● **Directive A**: Reproduce word for word the stretch of the article on the Catholic Church abuse scandal from "The spirit of" through "as what follows.".

● **Extracted text**:
# # # #

God Save Our Church


The spirit of the Catholic Church is being crushed by scandal and inaction, and it must stop now.

Editor’s note: An estimated 330,000 children were victims of sex abuse within France’s Catholic Church over the past 70 years, according to a report released on Oct. 5, 2021. The stunning revelation comes three years after the bombshell investigation that uncovered widespread sex abuse in Pennsylvania’s Catholic Churches over several decades. ISDA National President Basil Russo offered this sobering reaction to the PA news, and today his words are more pressing than ever. 

By Basil M. Russo, ISDA National President

As a former judge and attorney I have been required to write much in my lifetime on the most serious of matters, including life and death, and punishment and mercy. Yet, nothing has been as painful or difficult for me to write about as what follows.

On Tuesday, Aug. 14, 2018, the Pennsylvania Supreme Court released its grand jury report on one of the latest sex abuse scandals in the Catholic Church.

As Catholics, we have a moral responsibility to protect our church and our children from those who would harm or abuse them.

In order to do so, we need to understand the severity and scope of this heinous sex abuse scandal that has been hidden from us for decades.

Let’s begin by reading the first three paragraphs of the 1,300-page grand jury report:

We, the members of this grand jury, need you to hear this. We know some of you have heard some of it before. There have been other reports about child sex abuse within the Catholic Church. But never on this scale. For many of us, those earlier stories happened someplace else, someplace away. Now we know the truth: it happened everywhere.

We were given the job of investigating child sex abuse in six dioceses–every diocese in the state except Philadelphia and Altoona-Johnstown, which were the subject of previous grand juries. The six dioceses account for 54 of Pennsylvania’s 67 counties. We heard the testimony of dozens of witnesses concerning clergy sex abuse. We subpoenaed, and reviewed, half a million pages of internal diocesan documents. It contained credible allegations against over 300 predator priests. Over 1,000 child victims were identifiable, from the churches own records. We believe that the real number — of children whose records were lost, or were afraid to ever come forward — is in the thousands. 

Most of the victims were boys; but there were girls too. Some were teens; many were prepubescent. Some were manipulated with alcohol or pornography. Some were made to masturbate their assailants, or were groped by them. Some were raped orally, some vaginally, some anally. But all of them were brushed aside, in every part of the state, by church leaders who preferred to protect the abusers and their institution above all. 

To fully understand the scope of this scandal, we must remember that the number of predator priests and the child victims enumerated in this report, only represent six dioceses in the state of Pennsylvania. If we extrapolate these figures over all 50 states, there are actually tens of thousands of children who were abused, thousands of priests who were abusers, and hundreds of bishops, cardinals — and perhaps even pontiffs — who concealed the truth. Indeed, the cover-up by the church’s hierarchy is every bit as devastating as the molestation crimes themselves.

# # # #

● **Provided data**:

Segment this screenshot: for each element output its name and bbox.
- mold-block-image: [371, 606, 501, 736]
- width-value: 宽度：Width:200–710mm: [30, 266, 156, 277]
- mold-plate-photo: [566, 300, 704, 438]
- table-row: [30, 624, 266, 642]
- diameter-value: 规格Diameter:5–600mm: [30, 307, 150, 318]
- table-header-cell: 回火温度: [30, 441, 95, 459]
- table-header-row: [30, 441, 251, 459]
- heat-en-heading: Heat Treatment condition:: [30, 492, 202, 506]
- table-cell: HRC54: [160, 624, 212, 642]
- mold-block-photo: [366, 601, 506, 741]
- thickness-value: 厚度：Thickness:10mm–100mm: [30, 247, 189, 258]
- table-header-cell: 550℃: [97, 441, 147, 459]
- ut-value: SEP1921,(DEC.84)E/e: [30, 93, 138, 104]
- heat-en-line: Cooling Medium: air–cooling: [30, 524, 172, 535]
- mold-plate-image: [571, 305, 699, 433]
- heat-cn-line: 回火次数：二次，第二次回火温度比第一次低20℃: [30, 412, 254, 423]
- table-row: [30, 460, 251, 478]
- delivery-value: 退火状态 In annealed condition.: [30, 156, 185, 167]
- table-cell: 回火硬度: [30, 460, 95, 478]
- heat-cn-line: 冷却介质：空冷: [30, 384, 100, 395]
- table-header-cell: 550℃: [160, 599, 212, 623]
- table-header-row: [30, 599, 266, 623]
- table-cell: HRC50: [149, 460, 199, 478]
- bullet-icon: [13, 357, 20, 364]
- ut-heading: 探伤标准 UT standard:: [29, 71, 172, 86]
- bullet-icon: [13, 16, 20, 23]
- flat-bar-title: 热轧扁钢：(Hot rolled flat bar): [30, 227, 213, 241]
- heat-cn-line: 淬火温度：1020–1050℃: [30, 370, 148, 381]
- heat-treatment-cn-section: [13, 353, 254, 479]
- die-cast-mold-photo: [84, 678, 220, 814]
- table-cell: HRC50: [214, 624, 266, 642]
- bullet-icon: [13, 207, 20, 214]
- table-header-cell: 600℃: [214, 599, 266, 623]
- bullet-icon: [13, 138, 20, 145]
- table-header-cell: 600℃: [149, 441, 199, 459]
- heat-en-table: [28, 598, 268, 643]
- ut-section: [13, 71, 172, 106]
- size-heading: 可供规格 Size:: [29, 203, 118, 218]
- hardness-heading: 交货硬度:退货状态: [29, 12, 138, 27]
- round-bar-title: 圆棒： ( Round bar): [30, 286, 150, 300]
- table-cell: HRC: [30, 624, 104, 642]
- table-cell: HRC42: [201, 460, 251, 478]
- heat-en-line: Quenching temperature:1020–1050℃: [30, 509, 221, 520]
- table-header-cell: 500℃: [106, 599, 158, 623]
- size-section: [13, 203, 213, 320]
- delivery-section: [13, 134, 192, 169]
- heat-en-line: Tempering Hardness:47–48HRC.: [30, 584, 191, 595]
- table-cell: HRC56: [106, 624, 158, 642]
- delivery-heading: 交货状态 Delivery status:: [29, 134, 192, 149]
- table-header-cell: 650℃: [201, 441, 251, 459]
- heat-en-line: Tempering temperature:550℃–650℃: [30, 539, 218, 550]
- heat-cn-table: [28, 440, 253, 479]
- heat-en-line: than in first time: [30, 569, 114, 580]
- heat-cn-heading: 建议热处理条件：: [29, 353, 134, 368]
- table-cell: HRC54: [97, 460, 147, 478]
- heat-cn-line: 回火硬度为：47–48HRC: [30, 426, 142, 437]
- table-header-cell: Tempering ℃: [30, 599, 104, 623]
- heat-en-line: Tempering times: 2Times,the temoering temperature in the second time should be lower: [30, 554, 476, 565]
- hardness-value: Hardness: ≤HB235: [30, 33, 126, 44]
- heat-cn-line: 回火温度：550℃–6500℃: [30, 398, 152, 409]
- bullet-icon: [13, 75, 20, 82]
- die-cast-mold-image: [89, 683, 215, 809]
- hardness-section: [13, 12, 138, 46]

# # # #

● **Directive B**: Quote the stretch of the records from their very first line through the line containing "- ut-heading: 探伤标准", including both of those lines.

● **Expected answer A**:
The spirit of the Catholic Church is being crushed by scandal and inaction, and it must stop now.

Editor’s note: An estimated 330,000 children were victims of sex abuse within France’s Catholic Church over the past 70 years, according to a report released on Oct. 5, 2021. The stunning revelation comes three years after the bombshell investigation that uncovered widespread sex abuse in Pennsylvania’s Catholic Churches over several decades. ISDA National President Basil Russo offered this sobering reaction to the PA news, and today his words are more pressing than ever. 

By Basil M. Russo, ISDA National President

As a former judge and attorney I have been required to write much in my lifetime on the most serious of matters, including life and death, and punishment and mercy. Yet, nothing has been as painful or difficult for me to write about as what follows.

● **Expected answer B**:
Segment this screenshot: for each element output its name and bbox.
- mold-block-image: [371, 606, 501, 736]
- width-value: 宽度：Width:200–710mm: [30, 266, 156, 277]
- mold-plate-photo: [566, 300, 704, 438]
- table-row: [30, 624, 266, 642]
- diameter-value: 规格Diameter:5–600mm: [30, 307, 150, 318]
- table-header-cell: 回火温度: [30, 441, 95, 459]
- table-header-row: [30, 441, 251, 459]
- heat-en-heading: Heat Treatment condition:: [30, 492, 202, 506]
- table-cell: HRC54: [160, 624, 212, 642]
- mold-block-photo: [366, 601, 506, 741]
- thickness-value: 厚度：Thickness:10mm–100mm: [30, 247, 189, 258]
- table-header-cell: 550℃: [97, 441, 147, 459]
- ut-value: SEP1921,(DEC.84)E/e: [30, 93, 138, 104]
- heat-en-line: Cooling Medium: air–cooling: [30, 524, 172, 535]
- mold-plate-image: [571, 305, 699, 433]
- heat-cn-line: 回火次数：二次，第二次回火温度比第一次低20℃: [30, 412, 254, 423]
- table-row: [30, 460, 251, 478]
- delivery-value: 退火状态 In annealed condition.: [30, 156, 185, 167]
- table-cell: 回火硬度: [30, 460, 95, 478]
- heat-cn-line: 冷却介质：空冷: [30, 384, 100, 395]
- table-header-cell: 550℃: [160, 599, 212, 623]
- table-header-row: [30, 599, 266, 623]
- table-cell: HRC50: [149, 460, 199, 478]
- bullet-icon: [13, 357, 20, 364]
- ut-heading: 探伤标准 UT standard:: [29, 71, 172, 86]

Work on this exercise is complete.